Aim: Look at the entries below and reproduce them exactly.
^^^^
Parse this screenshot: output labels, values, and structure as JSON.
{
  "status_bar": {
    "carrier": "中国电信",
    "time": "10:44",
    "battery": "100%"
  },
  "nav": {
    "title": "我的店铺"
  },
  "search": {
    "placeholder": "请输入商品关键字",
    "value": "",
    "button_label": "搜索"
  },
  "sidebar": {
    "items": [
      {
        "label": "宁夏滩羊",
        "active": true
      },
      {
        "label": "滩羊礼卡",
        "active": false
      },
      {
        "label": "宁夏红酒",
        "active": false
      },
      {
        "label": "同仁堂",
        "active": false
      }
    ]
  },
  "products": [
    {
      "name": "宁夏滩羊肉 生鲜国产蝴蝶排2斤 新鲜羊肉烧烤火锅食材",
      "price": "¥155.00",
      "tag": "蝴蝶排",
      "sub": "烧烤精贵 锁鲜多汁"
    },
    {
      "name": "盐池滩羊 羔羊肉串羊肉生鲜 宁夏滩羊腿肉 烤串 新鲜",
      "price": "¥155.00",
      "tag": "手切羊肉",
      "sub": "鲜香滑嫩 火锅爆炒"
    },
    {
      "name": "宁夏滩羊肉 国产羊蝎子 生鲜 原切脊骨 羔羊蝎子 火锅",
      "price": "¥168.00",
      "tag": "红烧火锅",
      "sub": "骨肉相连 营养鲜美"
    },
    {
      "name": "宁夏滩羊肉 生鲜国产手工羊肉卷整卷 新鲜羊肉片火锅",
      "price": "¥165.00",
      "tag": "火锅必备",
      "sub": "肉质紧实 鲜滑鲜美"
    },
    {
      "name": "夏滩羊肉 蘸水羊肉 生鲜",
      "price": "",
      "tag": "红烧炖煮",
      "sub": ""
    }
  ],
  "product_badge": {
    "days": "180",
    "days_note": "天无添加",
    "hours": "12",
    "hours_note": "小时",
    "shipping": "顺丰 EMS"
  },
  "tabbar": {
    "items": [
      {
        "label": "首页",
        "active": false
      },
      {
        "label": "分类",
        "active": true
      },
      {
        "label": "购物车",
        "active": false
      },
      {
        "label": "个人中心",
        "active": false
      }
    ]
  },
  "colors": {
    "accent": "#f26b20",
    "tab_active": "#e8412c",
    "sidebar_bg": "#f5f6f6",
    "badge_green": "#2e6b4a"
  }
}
^^^^
Written answer:
Parse this screenshot: output labels, values, and structure as JSON.
{
  "status_bar": {
    "carrier": "中国电信",
    "time": "10:44",
    "battery": "100%"
  },
  "nav": {
    "title": "我的店铺"
  },
  "search": {
    "placeholder": "请输入商品关键字",
    "value": "",
    "button_label": "搜索"
  },
  "sidebar": {
    "items": [
      {
        "label": "宁夏滩羊",
        "active": true
      },
      {
        "label": "滩羊礼卡",
        "active": false
      },
      {
        "label": "宁夏红酒",
        "active": false
      },
      {
        "label": "同仁堂",
        "active": false
      }
    ]
  },
  "products": [
    {
      "name": "宁夏滩羊肉 生鲜国产蝴蝶排2斤 新鲜羊肉烧烤火锅食材",
      "price": "¥155.00",
      "tag": "蝴蝶排",
      "sub": "烧烤精贵 锁鲜多汁"
    },
    {
      "name": "盐池滩羊 羔羊肉串羊肉生鲜 宁夏滩羊腿肉 烤串 新鲜",
      "price": "¥155.00",
      "tag": "手切羊肉",
      "sub": "鲜香滑嫩 火锅爆炒"
    },
    {
      "name": "宁夏滩羊肉 国产羊蝎子 生鲜 原切脊骨 羔羊蝎子 火锅",
      "price": "¥168.00",
      "tag": "红烧火锅",
      "sub": "骨肉相连 营养鲜美"
    },
    {
      "name": "宁夏滩羊肉 生鲜国产手工羊肉卷整卷 新鲜羊肉片火锅",
      "price": "¥165.00",
      "tag": "火锅必备",
      "sub": "肉质紧实 鲜滑鲜美"
    },
    {
      "name": "夏滩羊肉 蘸水羊肉 生鲜",
      "price": "",
      "tag": "红烧炖煮",
      "sub": ""
    }
  ],
  "product_badge": {
    "days": "180",
    "days_note": "天无添加",
    "hours": "12",
    "hours_note": "小时",
    "shipping": "顺丰 EMS"
  },
  "tabbar": {
    "items": [
      {
        "label": "首页",
        "active": false
      },
      {
        "label": "分类",
        "active": true
      },
      {
        "label": "购物车",
        "active": false
      },
      {
        "label": "个人中心",
        "active": false
      }
    ]
  },
  "colors": {
    "accent": "#f26b20",
    "tab_active": "#e8412c",
    "sidebar_bg": "#f5f6f6",
    "badge_green": "#2e6b4a"
  }
}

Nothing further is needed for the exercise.